** START **

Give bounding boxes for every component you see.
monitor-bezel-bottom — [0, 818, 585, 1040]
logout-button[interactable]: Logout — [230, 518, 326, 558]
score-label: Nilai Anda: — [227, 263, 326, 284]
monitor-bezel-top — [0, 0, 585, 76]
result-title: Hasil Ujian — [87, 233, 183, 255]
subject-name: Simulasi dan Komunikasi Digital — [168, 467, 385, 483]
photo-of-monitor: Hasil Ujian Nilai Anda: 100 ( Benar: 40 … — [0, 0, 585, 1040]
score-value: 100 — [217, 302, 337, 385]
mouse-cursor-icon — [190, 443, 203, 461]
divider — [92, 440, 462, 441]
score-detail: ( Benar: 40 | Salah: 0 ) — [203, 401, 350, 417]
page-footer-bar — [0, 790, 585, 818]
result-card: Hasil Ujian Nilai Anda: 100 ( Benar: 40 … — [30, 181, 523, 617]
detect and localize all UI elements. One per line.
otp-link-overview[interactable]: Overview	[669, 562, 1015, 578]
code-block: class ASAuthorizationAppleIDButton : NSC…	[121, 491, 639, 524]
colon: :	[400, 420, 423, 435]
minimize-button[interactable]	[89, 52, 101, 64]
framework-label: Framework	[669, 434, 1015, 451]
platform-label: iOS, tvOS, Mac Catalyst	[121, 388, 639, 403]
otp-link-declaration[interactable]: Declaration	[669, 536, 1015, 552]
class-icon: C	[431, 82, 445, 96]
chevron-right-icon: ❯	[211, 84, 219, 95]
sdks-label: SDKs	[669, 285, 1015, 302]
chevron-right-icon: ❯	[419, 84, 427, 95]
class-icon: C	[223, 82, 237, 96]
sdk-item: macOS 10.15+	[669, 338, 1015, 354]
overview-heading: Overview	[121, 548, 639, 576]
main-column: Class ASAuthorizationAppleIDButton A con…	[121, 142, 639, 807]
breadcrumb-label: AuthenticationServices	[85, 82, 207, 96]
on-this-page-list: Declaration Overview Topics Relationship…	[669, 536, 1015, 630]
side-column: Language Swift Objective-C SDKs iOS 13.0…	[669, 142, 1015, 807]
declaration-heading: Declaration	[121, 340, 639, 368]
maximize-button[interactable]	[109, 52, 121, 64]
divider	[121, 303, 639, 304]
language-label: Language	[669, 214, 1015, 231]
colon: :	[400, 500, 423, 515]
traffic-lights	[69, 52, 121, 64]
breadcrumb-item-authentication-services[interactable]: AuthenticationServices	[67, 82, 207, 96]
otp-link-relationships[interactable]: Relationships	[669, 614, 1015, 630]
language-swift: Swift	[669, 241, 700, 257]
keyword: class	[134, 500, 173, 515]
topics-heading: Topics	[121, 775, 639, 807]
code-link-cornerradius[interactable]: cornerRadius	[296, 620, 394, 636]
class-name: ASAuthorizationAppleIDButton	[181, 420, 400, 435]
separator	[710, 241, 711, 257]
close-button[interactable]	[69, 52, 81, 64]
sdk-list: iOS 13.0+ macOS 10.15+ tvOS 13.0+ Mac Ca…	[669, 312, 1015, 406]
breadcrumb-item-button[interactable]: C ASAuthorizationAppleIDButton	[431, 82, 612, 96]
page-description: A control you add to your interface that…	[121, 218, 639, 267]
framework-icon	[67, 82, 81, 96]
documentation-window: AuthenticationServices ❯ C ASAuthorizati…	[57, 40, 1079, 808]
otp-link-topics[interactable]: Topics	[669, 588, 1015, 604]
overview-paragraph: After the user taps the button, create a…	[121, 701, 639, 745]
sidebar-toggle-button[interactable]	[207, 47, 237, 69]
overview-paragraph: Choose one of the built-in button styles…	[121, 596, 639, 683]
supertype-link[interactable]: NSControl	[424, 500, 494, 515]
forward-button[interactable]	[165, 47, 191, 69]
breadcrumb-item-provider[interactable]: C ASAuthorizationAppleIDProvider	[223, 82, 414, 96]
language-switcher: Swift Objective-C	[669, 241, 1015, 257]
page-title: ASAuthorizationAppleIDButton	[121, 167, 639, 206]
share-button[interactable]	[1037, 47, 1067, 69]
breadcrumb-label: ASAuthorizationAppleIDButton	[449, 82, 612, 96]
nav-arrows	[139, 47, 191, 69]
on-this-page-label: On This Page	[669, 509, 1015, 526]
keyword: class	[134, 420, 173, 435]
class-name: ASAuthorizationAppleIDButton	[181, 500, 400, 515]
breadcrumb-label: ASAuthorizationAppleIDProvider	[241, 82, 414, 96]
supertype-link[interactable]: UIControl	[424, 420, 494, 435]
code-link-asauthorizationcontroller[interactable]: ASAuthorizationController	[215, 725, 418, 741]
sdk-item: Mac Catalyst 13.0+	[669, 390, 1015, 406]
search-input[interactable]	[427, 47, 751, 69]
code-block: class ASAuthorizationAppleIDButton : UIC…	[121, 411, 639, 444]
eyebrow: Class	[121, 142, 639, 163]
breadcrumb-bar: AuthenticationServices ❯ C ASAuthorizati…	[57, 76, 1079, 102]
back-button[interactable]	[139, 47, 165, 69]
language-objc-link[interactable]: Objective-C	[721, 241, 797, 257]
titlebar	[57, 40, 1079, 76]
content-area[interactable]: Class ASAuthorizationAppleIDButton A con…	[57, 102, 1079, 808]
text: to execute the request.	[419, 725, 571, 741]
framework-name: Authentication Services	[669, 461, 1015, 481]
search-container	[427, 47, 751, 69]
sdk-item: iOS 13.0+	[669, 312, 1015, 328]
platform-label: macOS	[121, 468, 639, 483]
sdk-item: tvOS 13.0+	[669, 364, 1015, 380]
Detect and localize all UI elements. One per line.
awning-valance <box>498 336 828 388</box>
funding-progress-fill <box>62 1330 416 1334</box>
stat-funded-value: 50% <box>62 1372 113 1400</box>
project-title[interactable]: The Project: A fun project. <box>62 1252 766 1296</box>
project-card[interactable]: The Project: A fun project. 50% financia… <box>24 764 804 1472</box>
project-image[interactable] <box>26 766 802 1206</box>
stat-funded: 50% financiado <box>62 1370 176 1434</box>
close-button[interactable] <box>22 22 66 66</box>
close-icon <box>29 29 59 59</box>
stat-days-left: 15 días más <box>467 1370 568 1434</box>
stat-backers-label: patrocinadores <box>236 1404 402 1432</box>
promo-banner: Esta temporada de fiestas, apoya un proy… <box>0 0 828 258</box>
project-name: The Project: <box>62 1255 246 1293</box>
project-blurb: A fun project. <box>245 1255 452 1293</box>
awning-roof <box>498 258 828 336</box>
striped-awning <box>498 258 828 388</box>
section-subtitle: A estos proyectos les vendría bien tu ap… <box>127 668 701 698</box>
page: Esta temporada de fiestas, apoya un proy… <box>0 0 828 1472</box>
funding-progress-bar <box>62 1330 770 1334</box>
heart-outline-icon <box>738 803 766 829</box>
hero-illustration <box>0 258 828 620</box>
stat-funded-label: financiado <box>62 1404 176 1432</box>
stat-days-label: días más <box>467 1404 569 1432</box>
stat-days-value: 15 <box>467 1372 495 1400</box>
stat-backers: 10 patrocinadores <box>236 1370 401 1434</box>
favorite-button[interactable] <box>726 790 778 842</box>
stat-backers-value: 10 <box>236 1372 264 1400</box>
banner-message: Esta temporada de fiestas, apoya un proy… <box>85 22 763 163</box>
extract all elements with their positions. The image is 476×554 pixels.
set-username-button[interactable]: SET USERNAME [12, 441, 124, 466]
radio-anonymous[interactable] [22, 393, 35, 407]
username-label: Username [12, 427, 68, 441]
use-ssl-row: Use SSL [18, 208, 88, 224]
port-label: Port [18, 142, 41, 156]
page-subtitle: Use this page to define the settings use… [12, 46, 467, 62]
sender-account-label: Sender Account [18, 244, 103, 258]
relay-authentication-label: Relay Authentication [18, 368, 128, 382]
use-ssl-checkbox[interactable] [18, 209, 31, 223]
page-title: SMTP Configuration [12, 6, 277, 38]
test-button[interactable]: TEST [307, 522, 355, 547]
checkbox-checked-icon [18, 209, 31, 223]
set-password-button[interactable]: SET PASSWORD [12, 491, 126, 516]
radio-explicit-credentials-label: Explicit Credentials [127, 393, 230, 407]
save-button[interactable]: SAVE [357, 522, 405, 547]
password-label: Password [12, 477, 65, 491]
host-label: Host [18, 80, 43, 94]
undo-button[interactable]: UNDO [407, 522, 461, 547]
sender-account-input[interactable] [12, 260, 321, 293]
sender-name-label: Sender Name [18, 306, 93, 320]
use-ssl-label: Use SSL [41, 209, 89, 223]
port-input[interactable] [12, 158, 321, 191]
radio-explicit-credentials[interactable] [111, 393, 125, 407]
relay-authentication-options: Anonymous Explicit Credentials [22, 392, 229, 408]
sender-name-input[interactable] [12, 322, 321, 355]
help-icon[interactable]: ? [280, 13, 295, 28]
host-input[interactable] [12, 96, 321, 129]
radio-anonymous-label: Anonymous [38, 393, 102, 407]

** END **

### [What needs to be done]
Filter the listing above down to the lines that contain the string "column", and copy each of those lines. Matching is case-sensitive.

### [Response to the task]
main-column: Class ASAuthorizationAppleIDButton A con…	[121, 142, 639, 807]
side-column: Language Swift Objective-C SDKs iOS 13.0…	[669, 142, 1015, 807]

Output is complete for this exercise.